- _Your objective_
Every record below should be printed exactly as it appears.

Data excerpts
━━━━━━━━━━━━━━━━━━━━━━━━━━━━━━
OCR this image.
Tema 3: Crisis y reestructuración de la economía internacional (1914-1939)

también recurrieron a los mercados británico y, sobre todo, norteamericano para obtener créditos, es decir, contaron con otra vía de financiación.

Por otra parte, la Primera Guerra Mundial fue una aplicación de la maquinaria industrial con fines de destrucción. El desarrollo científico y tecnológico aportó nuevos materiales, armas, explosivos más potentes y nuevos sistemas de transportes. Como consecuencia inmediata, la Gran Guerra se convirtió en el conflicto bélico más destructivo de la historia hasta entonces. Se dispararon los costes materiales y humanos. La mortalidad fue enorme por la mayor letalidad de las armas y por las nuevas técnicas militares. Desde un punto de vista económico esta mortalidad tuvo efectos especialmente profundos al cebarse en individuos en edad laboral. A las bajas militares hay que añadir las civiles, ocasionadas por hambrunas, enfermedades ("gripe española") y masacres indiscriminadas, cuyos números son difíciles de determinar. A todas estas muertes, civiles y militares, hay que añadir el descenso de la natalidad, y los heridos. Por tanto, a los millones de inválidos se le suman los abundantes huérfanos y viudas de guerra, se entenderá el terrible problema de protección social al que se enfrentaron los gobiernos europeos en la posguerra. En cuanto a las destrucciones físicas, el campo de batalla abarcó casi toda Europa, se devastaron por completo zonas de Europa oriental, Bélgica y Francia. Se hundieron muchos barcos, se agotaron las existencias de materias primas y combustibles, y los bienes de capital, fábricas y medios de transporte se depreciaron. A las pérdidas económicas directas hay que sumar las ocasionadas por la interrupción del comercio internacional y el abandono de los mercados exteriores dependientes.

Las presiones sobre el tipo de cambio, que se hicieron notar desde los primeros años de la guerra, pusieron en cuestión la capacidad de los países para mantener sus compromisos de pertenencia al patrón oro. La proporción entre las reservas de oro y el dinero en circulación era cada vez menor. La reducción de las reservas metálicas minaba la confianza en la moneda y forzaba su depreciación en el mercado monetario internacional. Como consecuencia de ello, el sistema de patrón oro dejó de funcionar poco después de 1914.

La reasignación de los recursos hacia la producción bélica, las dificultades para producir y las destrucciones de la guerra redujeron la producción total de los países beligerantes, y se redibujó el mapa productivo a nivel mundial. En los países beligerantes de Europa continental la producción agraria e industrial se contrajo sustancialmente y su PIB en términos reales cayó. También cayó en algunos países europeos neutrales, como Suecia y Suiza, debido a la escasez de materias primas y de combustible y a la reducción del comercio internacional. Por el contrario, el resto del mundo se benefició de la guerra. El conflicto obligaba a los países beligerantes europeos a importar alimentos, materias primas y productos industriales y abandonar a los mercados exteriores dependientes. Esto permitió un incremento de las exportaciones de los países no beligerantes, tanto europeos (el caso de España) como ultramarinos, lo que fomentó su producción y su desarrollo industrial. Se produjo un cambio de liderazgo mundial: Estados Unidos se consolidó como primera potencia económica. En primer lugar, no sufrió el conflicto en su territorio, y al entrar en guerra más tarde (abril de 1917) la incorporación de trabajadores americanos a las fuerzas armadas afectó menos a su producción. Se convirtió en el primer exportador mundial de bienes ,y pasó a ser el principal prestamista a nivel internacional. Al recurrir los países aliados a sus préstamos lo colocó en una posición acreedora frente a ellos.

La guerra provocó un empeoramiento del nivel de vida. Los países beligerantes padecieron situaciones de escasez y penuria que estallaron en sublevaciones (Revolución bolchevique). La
━━━━━━━━━━━━━━━━━━━━━━━━━━━━━━
- _Reply to the task_
OCR this image.
Tema 3: Crisis y reestructuración de la economía internacional (1914-1939)

también recurrieron a los mercados británico y, sobre todo, norteamericano para obtener créditos, es decir, contaron con otra vía de financiación.

Por otra parte, la Primera Guerra Mundial fue una aplicación de la maquinaria industrial con fines de destrucción. El desarrollo científico y tecnológico aportó nuevos materiales, armas, explosivos más potentes y nuevos sistemas de transportes. Como consecuencia inmediata, la Gran Guerra se convirtió en el conflicto bélico más destructivo de la historia hasta entonces. Se dispararon los costes materiales y humanos. La mortalidad fue enorme por la mayor letalidad de las armas y por las nuevas técnicas militares. Desde un punto de vista económico esta mortalidad tuvo efectos especialmente profundos al cebarse en individuos en edad laboral. A las bajas militares hay que añadir las civiles, ocasionadas por hambrunas, enfermedades ("gripe española") y masacres indiscriminadas, cuyos números son difíciles de determinar. A todas estas muertes, civiles y militares, hay que añadir el descenso de la natalidad, y los heridos. Por tanto, a los millones de inválidos se le suman los abundantes huérfanos y viudas de guerra, se entenderá el terrible problema de protección social al que se enfrentaron los gobiernos europeos en la posguerra. En cuanto a las destrucciones físicas, el campo de batalla abarcó casi toda Europa, se devastaron por completo zonas de Europa oriental, Bélgica y Francia. Se hundieron muchos barcos, se agotaron las existencias de materias primas y combustibles, y los bienes de capital, fábricas y medios de transporte se depreciaron. A las pérdidas económicas directas hay que sumar las ocasionadas por la interrupción del comercio internacional y el abandono de los mercados exteriores dependientes.

Las presiones sobre el tipo de cambio, que se hicieron notar desde los primeros años de la guerra, pusieron en cuestión la capacidad de los países para mantener sus compromisos de pertenencia al patrón oro. La proporción entre las reservas de oro y el dinero en circulación era cada vez menor. La reducción de las reservas metálicas minaba la confianza en la moneda y forzaba su depreciación en el mercado monetario internacional. Como consecuencia de ello, el sistema de patrón oro dejó de funcionar poco después de 1914.

La reasignación de los recursos hacia la producción bélica, las dificultades para producir y las destrucciones de la guerra redujeron la producción total de los países beligerantes, y se redibujó el mapa productivo a nivel mundial. En los países beligerantes de Europa continental la producción agraria e industrial se contrajo sustancialmente y su PIB en términos reales cayó. También cayó en algunos países europeos neutrales, como Suecia y Suiza, debido a la escasez de materias primas y de combustible y a la reducción del comercio internacional. Por el contrario, el resto del mundo se benefició de la guerra. El conflicto obligaba a los países beligerantes europeos a importar alimentos, materias primas y productos industriales y abandonar a los mercados exteriores dependientes. Esto permitió un incremento de las exportaciones de los países no beligerantes, tanto europeos (el caso de España) como ultramarinos, lo que fomentó su producción y su desarrollo industrial. Se produjo un cambio de liderazgo mundial: Estados Unidos se consolidó como primera potencia económica. En primer lugar, no sufrió el conflicto en su territorio, y al entrar en guerra más tarde (abril de 1917) la incorporación de trabajadores americanos a las fuerzas armadas afectó menos a su producción. Se convirtió en el primer exportador mundial de bienes ,y pasó a ser el principal prestamista a nivel internacional. Al recurrir los países aliados a sus préstamos lo colocó en una posición acreedora frente a ellos.

La guerra provocó un empeoramiento del nivel de vida. Los países beligerantes padecieron situaciones de escasez y penuria que estallaron en sublevaciones (Revolución bolchevique). La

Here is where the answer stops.